start INPUT DATA

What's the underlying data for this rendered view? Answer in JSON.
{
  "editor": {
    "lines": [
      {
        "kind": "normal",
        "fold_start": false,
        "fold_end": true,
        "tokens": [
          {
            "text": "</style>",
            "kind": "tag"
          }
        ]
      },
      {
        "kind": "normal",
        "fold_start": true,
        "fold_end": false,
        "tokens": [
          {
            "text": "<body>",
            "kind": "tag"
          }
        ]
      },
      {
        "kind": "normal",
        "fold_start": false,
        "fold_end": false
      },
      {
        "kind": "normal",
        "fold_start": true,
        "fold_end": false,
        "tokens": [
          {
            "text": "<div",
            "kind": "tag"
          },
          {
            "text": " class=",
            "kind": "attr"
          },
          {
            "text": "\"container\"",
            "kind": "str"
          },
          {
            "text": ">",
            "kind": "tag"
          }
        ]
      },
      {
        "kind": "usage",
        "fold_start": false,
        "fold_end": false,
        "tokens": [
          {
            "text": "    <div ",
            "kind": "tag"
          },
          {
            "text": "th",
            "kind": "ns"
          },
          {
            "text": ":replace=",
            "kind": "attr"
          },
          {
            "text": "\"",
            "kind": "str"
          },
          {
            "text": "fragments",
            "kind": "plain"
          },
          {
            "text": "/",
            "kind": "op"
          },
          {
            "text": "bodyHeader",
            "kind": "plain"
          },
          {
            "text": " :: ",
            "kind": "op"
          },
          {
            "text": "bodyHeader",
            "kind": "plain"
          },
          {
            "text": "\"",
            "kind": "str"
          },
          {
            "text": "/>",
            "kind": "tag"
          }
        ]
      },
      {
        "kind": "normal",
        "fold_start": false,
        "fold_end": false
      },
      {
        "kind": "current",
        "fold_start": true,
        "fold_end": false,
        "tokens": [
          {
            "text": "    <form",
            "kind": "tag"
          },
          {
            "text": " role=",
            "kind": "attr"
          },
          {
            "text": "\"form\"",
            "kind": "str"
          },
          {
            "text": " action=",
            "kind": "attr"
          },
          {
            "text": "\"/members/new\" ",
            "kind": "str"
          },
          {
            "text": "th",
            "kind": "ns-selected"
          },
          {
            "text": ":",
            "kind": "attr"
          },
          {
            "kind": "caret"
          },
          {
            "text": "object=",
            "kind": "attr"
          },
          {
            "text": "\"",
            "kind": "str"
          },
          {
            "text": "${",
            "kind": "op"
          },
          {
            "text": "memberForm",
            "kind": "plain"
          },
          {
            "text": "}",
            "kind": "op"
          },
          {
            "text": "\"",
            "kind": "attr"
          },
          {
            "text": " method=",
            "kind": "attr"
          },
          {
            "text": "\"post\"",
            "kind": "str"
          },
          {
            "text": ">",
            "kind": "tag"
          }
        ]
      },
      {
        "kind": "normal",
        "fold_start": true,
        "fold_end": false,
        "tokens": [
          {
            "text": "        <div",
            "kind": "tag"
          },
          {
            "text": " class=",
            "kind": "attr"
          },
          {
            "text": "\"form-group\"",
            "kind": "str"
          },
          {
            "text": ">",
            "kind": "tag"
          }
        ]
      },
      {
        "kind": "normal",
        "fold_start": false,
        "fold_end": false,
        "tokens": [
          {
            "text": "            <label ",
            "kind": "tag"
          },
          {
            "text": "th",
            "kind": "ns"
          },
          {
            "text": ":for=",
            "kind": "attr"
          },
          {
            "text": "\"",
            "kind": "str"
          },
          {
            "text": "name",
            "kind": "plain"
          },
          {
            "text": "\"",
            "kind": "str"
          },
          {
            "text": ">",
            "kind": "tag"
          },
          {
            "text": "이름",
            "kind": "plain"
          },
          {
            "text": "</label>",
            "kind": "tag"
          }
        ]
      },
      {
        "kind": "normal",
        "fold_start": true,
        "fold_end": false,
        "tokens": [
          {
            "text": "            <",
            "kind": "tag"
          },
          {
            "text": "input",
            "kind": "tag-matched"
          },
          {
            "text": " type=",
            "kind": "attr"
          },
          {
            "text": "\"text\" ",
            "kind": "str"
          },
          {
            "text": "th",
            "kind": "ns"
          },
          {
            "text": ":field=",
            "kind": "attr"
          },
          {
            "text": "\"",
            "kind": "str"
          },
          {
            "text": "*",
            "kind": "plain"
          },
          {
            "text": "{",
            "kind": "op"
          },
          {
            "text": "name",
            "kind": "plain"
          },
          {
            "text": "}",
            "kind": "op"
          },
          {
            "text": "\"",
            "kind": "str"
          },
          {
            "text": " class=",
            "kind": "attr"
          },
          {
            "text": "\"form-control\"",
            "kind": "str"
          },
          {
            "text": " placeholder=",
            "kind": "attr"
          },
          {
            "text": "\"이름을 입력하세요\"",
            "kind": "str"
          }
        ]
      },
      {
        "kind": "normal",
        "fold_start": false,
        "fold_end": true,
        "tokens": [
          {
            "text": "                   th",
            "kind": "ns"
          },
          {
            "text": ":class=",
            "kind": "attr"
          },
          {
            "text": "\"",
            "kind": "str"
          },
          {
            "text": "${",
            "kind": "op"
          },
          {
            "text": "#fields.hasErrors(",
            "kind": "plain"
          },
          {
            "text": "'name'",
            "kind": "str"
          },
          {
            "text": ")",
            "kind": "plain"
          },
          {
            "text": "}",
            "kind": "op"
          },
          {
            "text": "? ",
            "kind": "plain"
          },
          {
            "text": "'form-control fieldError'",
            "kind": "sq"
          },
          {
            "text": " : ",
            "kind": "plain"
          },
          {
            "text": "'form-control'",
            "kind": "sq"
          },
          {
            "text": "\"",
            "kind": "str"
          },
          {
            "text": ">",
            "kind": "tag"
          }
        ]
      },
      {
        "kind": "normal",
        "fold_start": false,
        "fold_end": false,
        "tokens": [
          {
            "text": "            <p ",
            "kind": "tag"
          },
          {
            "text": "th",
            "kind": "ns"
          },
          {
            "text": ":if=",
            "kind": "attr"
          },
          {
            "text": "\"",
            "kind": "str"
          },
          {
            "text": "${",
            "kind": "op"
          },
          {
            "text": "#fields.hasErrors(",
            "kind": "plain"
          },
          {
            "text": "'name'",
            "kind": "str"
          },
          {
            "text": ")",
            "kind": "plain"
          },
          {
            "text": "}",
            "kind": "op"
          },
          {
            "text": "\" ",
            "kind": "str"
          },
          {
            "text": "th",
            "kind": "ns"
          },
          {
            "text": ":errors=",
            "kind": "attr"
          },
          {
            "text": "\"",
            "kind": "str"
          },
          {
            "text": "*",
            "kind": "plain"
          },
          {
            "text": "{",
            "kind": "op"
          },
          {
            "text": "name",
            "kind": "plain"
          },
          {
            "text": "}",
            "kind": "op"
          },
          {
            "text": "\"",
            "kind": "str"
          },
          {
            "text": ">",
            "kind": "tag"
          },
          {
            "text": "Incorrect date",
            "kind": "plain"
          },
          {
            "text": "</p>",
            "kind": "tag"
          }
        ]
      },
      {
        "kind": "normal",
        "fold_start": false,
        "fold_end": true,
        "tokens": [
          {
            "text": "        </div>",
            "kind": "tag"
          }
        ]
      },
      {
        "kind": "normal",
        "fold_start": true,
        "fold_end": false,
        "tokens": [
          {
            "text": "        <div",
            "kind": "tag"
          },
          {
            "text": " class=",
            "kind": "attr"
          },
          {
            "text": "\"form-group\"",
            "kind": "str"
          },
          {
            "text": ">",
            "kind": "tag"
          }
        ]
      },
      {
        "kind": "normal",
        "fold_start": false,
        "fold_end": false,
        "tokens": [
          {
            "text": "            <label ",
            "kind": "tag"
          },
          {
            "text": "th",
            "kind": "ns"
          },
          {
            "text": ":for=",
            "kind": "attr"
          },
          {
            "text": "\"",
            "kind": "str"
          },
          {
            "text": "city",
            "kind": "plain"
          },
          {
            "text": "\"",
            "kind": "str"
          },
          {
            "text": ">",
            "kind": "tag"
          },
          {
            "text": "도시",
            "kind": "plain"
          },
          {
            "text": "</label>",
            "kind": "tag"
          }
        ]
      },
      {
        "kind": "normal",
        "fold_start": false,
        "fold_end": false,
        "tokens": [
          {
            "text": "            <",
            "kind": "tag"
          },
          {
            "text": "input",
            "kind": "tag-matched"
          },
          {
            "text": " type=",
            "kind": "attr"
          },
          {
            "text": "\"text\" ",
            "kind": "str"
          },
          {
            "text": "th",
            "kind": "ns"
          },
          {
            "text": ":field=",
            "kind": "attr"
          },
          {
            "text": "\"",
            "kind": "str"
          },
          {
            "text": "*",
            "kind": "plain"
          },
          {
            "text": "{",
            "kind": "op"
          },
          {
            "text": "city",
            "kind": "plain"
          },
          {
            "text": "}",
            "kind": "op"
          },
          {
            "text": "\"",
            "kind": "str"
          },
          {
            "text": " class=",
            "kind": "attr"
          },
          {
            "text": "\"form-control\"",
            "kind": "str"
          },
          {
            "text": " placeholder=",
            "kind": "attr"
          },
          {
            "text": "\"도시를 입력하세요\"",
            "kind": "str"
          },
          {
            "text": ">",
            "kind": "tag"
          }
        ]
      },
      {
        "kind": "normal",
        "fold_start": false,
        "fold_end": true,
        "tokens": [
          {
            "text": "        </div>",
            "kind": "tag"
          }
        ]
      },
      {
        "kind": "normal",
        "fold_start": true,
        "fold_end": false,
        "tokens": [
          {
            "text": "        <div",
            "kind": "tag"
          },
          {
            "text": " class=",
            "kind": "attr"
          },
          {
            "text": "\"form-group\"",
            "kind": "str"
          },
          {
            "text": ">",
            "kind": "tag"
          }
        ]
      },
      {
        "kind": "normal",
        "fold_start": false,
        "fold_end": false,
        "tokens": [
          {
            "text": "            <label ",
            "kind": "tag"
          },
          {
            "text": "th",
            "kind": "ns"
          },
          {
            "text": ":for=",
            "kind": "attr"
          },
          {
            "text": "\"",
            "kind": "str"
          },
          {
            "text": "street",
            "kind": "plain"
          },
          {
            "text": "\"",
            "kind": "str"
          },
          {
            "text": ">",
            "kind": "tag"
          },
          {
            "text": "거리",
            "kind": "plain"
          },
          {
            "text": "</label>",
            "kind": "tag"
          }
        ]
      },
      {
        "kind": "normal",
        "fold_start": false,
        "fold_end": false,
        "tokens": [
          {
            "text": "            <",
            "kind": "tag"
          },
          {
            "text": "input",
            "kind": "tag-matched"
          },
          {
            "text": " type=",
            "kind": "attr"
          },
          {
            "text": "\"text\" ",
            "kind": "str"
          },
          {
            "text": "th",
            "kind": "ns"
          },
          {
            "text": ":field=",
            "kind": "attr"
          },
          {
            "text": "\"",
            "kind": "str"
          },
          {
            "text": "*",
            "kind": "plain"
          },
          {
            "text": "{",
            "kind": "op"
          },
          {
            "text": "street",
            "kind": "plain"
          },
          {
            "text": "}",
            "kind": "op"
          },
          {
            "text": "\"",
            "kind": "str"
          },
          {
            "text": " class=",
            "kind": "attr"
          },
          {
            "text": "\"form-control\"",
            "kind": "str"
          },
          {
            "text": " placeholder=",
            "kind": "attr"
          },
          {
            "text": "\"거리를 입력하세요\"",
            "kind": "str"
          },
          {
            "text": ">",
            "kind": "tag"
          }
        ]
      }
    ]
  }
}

end INPUT DATA

WHAT IS ASKED
From the records given above, copy all lines containing "입력하세요".

ANSWER FOR THE TASK
            "text": "\"이름을 입력하세요\"",
            "text": "\"도시를 입력하세요\"",
            "text": "\"거리를 입력하세요\"",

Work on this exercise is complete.